Your objective:
Go through the records underneath and write each one out again exactly.

Data to process:
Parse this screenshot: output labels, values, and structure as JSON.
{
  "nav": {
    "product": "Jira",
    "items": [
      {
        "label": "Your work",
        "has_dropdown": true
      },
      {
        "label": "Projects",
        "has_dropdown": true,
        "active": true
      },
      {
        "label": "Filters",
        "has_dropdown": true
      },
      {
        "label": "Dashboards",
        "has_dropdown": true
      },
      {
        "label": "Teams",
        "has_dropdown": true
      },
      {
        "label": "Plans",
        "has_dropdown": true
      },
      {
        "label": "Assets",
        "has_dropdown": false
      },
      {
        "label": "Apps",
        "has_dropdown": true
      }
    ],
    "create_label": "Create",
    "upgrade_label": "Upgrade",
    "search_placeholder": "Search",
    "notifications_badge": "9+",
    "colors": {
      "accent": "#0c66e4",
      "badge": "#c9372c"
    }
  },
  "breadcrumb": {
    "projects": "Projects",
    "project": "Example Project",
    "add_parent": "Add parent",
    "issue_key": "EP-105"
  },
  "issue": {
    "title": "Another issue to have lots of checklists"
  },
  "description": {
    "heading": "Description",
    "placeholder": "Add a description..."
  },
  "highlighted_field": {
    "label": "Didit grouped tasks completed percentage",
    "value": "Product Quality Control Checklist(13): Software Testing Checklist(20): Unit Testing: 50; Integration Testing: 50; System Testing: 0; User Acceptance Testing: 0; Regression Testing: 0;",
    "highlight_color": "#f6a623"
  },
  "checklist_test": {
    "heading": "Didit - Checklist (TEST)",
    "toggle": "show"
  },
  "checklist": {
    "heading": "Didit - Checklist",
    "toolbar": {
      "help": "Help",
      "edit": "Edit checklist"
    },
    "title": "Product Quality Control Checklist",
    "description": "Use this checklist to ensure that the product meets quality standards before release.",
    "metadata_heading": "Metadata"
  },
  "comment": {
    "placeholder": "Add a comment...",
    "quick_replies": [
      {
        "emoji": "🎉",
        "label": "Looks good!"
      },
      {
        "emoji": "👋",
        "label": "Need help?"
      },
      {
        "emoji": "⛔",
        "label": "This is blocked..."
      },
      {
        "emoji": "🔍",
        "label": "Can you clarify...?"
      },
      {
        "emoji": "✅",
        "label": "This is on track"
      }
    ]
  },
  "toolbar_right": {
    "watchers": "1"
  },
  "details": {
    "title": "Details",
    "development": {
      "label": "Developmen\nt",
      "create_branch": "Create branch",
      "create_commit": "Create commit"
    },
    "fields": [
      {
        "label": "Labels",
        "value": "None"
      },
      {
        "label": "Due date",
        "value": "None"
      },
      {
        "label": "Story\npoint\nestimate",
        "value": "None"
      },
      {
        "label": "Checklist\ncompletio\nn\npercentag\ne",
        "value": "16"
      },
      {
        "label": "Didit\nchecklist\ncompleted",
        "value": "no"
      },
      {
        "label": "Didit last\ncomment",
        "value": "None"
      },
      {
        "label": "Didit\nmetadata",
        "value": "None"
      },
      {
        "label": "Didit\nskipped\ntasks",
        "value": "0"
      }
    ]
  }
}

Exercise solution:
Parse this screenshot: output labels, values, and structure as JSON.
{
  "nav": {
    "product": "Jira",
    "items": [
      {
        "label": "Your work",
        "has_dropdown": true
      },
      {
        "label": "Projects",
        "has_dropdown": true,
        "active": true
      },
      {
        "label": "Filters",
        "has_dropdown": true
      },
      {
        "label": "Dashboards",
        "has_dropdown": true
      },
      {
        "label": "Teams",
        "has_dropdown": true
      },
      {
        "label": "Plans",
        "has_dropdown": true
      },
      {
        "label": "Assets",
        "has_dropdown": false
      },
      {
        "label": "Apps",
        "has_dropdown": true
      }
    ],
    "create_label": "Create",
    "upgrade_label": "Upgrade",
    "search_placeholder": "Search",
    "notifications_badge": "9+",
    "colors": {
      "accent": "#0c66e4",
      "badge": "#c9372c"
    }
  },
  "breadcrumb": {
    "projects": "Projects",
    "project": "Example Project",
    "add_parent": "Add parent",
    "issue_key": "EP-105"
  },
  "issue": {
    "title": "Another issue to have lots of checklists"
  },
  "description": {
    "heading": "Description",
    "placeholder": "Add a description..."
  },
  "highlighted_field": {
    "label": "Didit grouped tasks completed percentage",
    "value": "Product Quality Control Checklist(13): Software Testing Checklist(20): Unit Testing: 50; Integration Testing: 50; System Testing: 0; User Acceptance Testing: 0; Regression Testing: 0;",
    "highlight_color": "#f6a623"
  },
  "checklist_test": {
    "heading": "Didit - Checklist (TEST)",
    "toggle": "show"
  },
  "checklist": {
    "heading": "Didit - Checklist",
    "toolbar": {
      "help": "Help",
      "edit": "Edit checklist"
    },
    "title": "Product Quality Control Checklist",
    "description": "Use this checklist to ensure that the product meets quality standards before release.",
    "metadata_heading": "Metadata"
  },
  "comment": {
    "placeholder": "Add a comment...",
    "quick_replies": [
      {
        "emoji": "🎉",
        "label": "Looks good!"
      },
      {
        "emoji": "👋",
        "label": "Need help?"
      },
      {
        "emoji": "⛔",
        "label": "This is blocked..."
      },
      {
        "emoji": "🔍",
        "label": "Can you clarify...?"
      },
      {
        "emoji": "✅",
        "label": "This is on track"
      }
    ]
  },
  "toolbar_right": {
    "watchers": "1"
  },
  "details": {
    "title": "Details",
    "development": {
      "label": "Developmen\nt",
      "create_branch": "Create branch",
      "create_commit": "Create commit"
    },
    "fields": [
      {
        "label": "Labels",
        "value": "None"
      },
      {
        "label": "Due date",
        "value": "None"
      },
      {
        "label": "Story\npoint\nestimate",
        "value": "None"
      },
      {
        "label": "Checklist\ncompletio\nn\npercentag\ne",
        "value": "16"
      },
      {
        "label": "Didit\nchecklist\ncompleted",
        "value": "no"
      },
      {
        "label": "Didit last\ncomment",
        "value": "None"
      },
      {
        "label": "Didit\nmetadata",
        "value": "None"
      },
      {
        "label": "Didit\nskipped\ntasks",
        "value": "0"
      }
    ]
  }
}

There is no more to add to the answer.